■ Provided data:
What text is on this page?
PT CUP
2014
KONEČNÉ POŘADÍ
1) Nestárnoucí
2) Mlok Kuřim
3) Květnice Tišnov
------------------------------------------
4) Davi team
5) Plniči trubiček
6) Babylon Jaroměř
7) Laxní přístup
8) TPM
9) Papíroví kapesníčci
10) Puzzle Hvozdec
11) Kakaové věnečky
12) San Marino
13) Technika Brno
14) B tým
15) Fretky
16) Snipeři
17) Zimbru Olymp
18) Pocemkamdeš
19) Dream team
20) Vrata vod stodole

■ The exercise: Could you reproduce every record above exactly as it appears?

■ Right answer:
What text is on this page?
PT CUP
2014
KONEČNÉ POŘADÍ
1) Nestárnoucí
2) Mlok Kuřim
3) Květnice Tišnov
------------------------------------------
4) Davi team
5) Plniči trubiček
6) Babylon Jaroměř
7) Laxní přístup
8) TPM
9) Papíroví kapesníčci
10) Puzzle Hvozdec
11) Kakaové věnečky
12) San Marino
13) Technika Brno
14) B tým
15) Fretky
16) Snipeři
17) Zimbru Olymp
18) Pocemkamdeš
19) Dream team
20) Vrata vod stodole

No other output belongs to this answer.